WHAT NEEDS TO BE DONE
Go through the material and write it all out exactly, minus the pictures.

Stored entries:
- - -

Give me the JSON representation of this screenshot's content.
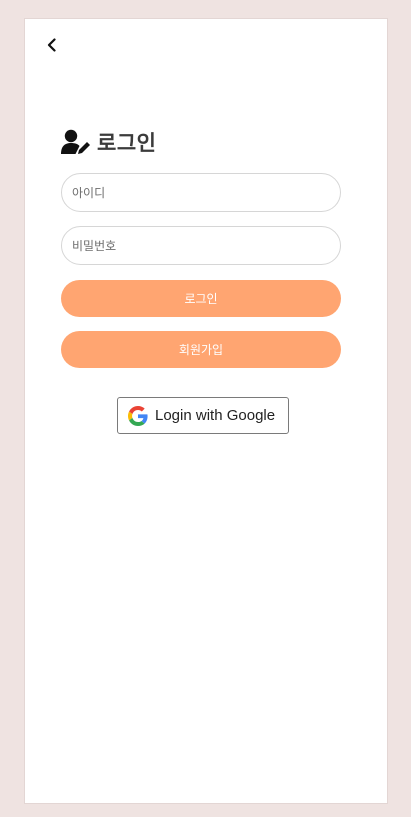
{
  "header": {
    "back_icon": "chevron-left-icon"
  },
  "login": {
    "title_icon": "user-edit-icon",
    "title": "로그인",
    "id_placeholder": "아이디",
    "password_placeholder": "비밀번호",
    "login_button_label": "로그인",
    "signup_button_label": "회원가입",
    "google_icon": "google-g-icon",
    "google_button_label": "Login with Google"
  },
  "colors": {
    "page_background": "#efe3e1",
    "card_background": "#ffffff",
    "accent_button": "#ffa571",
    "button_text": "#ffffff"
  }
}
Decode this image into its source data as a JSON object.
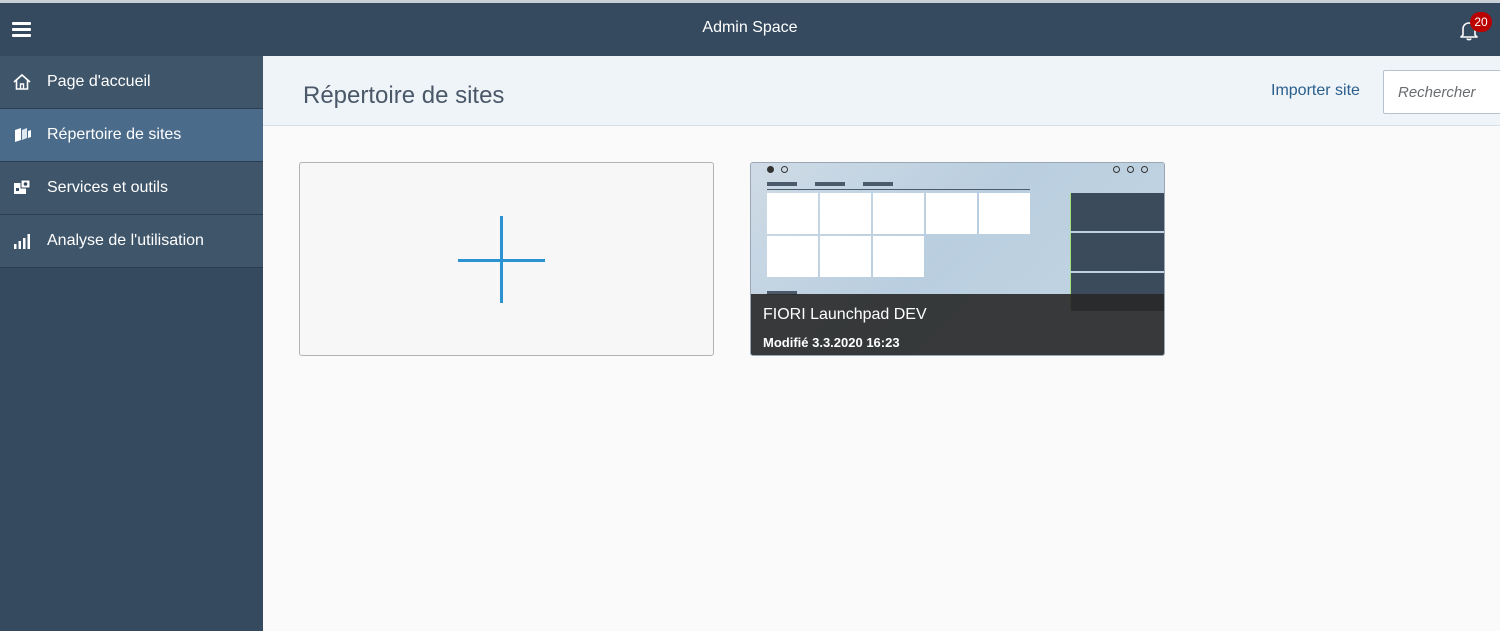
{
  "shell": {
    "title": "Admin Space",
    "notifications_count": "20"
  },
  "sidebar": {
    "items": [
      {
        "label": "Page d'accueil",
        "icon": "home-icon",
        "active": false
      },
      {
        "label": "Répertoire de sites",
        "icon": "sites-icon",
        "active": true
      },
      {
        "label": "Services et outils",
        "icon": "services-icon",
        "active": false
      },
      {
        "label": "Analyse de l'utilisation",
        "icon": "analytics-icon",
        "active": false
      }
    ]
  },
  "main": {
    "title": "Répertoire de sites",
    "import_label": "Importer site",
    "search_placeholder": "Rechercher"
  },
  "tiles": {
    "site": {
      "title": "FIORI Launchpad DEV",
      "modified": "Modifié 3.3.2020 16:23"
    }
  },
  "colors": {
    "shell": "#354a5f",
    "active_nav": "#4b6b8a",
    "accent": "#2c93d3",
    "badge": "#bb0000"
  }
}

- - -

RESPONSE BELOW
Give me the JSON representation of this screenshot's content.
{
  "header": {
    "back_icon": "chevron-left-icon"
  },
  "login": {
    "title_icon": "user-edit-icon",
    "title": "로그인",
    "id_placeholder": "아이디",
    "password_placeholder": "비밀번호",
    "login_button_label": "로그인",
    "signup_button_label": "회원가입",
    "google_icon": "google-g-icon",
    "google_button_label": "Login with Google"
  },
  "colors": {
    "page_background": "#efe3e1",
    "card_background": "#ffffff",
    "accent_button": "#ffa571",
    "button_text": "#ffffff"
  }
}
Decode this image into its source data as a JSON object.
{
  "shell": {
    "title": "Admin Space",
    "notifications_count": "20"
  },
  "sidebar": {
    "items": [
      {
        "label": "Page d'accueil",
        "icon": "home-icon",
        "active": false
      },
      {
        "label": "Répertoire de sites",
        "icon": "sites-icon",
        "active": true
      },
      {
        "label": "Services et outils",
        "icon": "services-icon",
        "active": false
      },
      {
        "label": "Analyse de l'utilisation",
        "icon": "analytics-icon",
        "active": false
      }
    ]
  },
  "main": {
    "title": "Répertoire de sites",
    "import_label": "Importer site",
    "search_placeholder": "Rechercher"
  },
  "tiles": {
    "site": {
      "title": "FIORI Launchpad DEV",
      "modified": "Modifié 3.3.2020 16:23"
    }
  },
  "colors": {
    "shell": "#354a5f",
    "active_nav": "#4b6b8a",
    "accent": "#2c93d3",
    "badge": "#bb0000"
  }
}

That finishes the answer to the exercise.